[CHALLENGE]
Reproduce everything from the line containing "x-tick-label-2012: 2012 <box>155" down to the line containing "y-tick-label-75: 75 <box>12 289 26 303</box>", swapping "gigawatts" for "megawatts" and changing nothing else.

[EXTRACTED ENTRIES]
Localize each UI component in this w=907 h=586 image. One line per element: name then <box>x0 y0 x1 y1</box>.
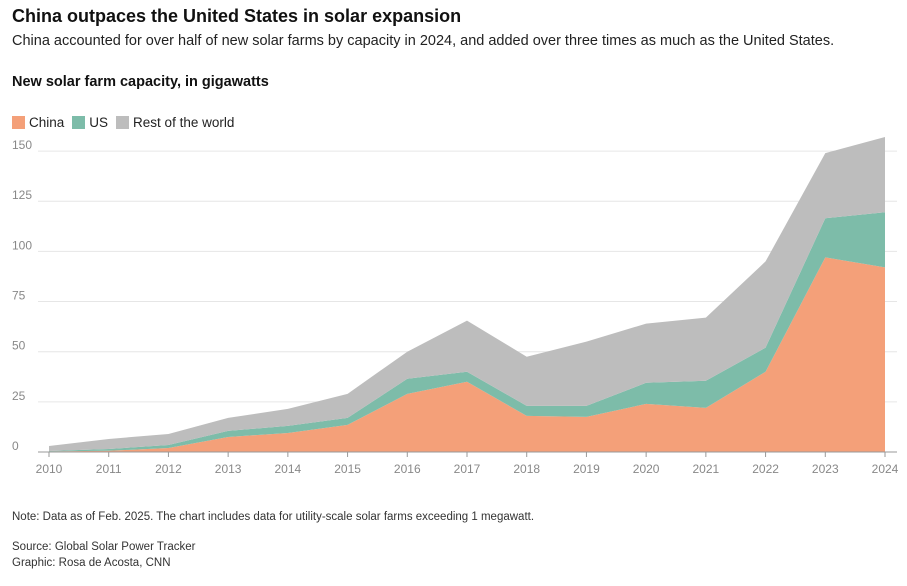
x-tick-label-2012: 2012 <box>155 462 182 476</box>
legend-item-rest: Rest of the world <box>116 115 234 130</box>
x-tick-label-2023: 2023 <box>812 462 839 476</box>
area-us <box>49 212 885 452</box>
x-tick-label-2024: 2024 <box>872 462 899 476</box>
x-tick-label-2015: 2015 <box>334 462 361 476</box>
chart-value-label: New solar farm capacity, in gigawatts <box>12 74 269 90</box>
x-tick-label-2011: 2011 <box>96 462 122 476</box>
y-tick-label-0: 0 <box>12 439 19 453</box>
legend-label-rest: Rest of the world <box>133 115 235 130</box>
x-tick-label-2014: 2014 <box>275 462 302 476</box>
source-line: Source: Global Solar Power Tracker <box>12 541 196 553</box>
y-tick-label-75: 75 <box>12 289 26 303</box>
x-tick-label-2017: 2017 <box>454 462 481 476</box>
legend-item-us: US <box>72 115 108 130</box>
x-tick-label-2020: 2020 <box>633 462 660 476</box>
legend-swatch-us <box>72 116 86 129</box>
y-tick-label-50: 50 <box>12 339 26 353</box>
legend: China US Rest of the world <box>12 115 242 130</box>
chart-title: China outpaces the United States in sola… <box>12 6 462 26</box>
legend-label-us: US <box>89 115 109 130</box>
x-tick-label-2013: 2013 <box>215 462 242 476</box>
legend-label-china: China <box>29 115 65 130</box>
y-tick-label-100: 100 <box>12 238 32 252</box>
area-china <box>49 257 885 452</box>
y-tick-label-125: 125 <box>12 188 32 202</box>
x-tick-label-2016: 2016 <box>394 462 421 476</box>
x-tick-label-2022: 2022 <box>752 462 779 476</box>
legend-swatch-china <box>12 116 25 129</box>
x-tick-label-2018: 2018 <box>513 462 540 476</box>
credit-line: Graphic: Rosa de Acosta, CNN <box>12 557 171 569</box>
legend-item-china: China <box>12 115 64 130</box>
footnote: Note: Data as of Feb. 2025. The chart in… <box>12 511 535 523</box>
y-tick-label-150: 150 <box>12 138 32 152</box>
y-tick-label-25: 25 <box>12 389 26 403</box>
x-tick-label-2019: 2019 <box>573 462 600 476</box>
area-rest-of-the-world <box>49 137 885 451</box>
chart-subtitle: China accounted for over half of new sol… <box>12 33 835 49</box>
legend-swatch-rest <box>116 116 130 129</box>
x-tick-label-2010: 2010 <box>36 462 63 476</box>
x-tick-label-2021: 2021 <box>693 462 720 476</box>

[EXERCISE RESPONSE]
x-tick-label-2012: 2012 <box>155 462 182 476</box>
legend-item-rest: Rest of the world <box>116 115 234 130</box>
x-tick-label-2023: 2023 <box>812 462 839 476</box>
area-us <box>49 212 885 452</box>
x-tick-label-2024: 2024 <box>872 462 899 476</box>
x-tick-label-2015: 2015 <box>334 462 361 476</box>
chart-value-label: New solar farm capacity, in megawatts <box>12 74 269 90</box>
x-tick-label-2011: 2011 <box>96 462 122 476</box>
y-tick-label-0: 0 <box>12 439 19 453</box>
legend-label-rest: Rest of the world <box>133 115 235 130</box>
x-tick-label-2014: 2014 <box>275 462 302 476</box>
source-line: Source: Global Solar Power Tracker <box>12 541 196 553</box>
y-tick-label-75: 75 <box>12 289 26 303</box>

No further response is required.